* GOAL A *
List every transcript citation in the testimony excerpt, in the order they appear.
* GOAL B *
Please repeat the testimony excerpt word for word from "McCarthy testified that he drove" to "(Tr. at 178).".
* GOAL C *
According to the testimony excerpt, where did Complainant pick up material on two of his trips beyond the 100 mile radius?

Complainant testified that in the fifteen months that he
worked for Besco, on approximately three occasions he traveled
further than a 100 mile radius from Birmingham. (Tr. at 114). On
two of those occasions Complainant picked up material from Reynolds
Aluminum in Atlanta, Georgia, and on one occasion went to
Mississippi. (Tr. at 135).
[PAGE 7]
Complainant testified that he signed the December 17, 1992,
OSHA complaint completed by Annette Smith, and even though he
signed the document below a statement saying that he had read and
understood the contents, he testified that he had not read the
complaint. Complainant stated that the complaint contained
"mistakes" that he attributed to "human error." (Tr. at 119).
Tommy McCarthy testified that he had worked for Besco as a
foreman during the time that Complainant worked there. He stated
he was employed first in the warehouse, then as a truck driver, and
later as a shop foreman. Mr. McCarthy stated that Complainant had
complained to him regarding the hours involved in the Walker County
run. Specifically, Mr. McCarthy testified:
Q: Did Mr. Brown ever talk to you about he hours
that he was working?
A: We discussed him being able to rotate off with
me and have days off during the week, but we
never got it ironed down to where we actually
did it.
***
Q: Did he ever talk about the long hours that he
was working in Walker County?
A: It was- I want to say it was more an option to
work as much as you wanted to, but there was
some instances where there was some long hours
to deliver for material that the customer
needed. That's the whole thing, we're
customer oriented. We supply them; they pay
the bills. When you've got stuff that they
need, they need it.
(Tr. at 163-165). McCarthy was not present in the Besco office on
August 21, 1991, and he did not know whether Complainant quit or
was fired. (Tr. at 170).
McCarthy testified that he drove the Walker County run when no
one else was available. (Tr. at 175). Further, he stated that he
did the Walker County run during the time that he worked in the
shop which allowed him to start the job earlier than some of the
other regular truck drivers. In his experience he had worked at
10:30 or 11:00 p.m. on one occasion but otherwise usually completed
the job by 7:30 or 8:00 p.m. (Tr. at 178).

[Excerpts from a layout annotation set]
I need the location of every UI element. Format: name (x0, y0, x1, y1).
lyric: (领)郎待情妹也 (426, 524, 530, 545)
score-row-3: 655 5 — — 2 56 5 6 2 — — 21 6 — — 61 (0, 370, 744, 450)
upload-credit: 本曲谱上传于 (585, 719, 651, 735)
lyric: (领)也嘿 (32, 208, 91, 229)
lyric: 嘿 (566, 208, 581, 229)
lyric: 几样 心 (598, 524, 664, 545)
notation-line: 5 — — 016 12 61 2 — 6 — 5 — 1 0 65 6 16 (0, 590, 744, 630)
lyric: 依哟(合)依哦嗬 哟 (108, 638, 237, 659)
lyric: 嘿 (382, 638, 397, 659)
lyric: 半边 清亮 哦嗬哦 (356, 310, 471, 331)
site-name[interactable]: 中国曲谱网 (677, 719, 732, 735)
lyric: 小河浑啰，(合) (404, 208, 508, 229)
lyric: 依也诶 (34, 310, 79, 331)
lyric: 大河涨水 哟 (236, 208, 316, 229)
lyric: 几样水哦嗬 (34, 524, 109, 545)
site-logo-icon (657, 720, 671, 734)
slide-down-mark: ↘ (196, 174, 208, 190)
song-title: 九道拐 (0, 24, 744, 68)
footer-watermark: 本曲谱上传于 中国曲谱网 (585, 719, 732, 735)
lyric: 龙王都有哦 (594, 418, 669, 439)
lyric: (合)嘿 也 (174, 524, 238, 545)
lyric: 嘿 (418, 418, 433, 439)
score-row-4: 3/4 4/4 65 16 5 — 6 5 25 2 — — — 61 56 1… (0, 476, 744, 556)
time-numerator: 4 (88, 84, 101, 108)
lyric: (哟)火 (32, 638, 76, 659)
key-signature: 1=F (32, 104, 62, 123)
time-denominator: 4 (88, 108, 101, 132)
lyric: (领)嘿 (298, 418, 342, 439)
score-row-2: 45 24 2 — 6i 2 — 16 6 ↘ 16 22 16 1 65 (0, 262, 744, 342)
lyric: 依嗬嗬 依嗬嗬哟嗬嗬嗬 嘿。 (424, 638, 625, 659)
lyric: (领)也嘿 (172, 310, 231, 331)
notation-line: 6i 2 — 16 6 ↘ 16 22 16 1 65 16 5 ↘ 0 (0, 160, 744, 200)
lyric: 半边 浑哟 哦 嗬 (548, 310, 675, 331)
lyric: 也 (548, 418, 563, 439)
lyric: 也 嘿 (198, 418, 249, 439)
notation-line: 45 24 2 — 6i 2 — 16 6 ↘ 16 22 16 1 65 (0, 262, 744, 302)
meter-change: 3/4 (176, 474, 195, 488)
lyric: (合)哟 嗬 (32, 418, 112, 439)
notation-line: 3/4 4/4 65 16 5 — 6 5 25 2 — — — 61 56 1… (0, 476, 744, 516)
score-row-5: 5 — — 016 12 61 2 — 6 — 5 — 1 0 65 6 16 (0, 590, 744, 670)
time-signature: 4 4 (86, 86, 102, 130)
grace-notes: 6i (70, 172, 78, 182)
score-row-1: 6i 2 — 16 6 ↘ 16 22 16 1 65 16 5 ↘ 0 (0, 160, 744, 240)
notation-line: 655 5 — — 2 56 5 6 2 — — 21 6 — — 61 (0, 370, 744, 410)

* REPLY A *
Tr. at 114
Tr. at 135
Tr. at 119
Tr. at 163-165
Tr. at 170
Tr. at 175
Tr. at 178

* REPLY B *
McCarthy testified that he drove the Walker County run when no
one else was available. (Tr. at 175). Further, he stated that he
did the Walker County run during the time that he worked in the
shop which allowed him to start the job earlier than some of the
other regular truck drivers. In his experience he had worked at
10:30 or 11:00 p.m. on one occasion but otherwise usually completed
the job by 7:30 or 8:00 p.m. (Tr. at 178).

* REPLY C *
At Reynolds Aluminum in Atlanta, Georgia.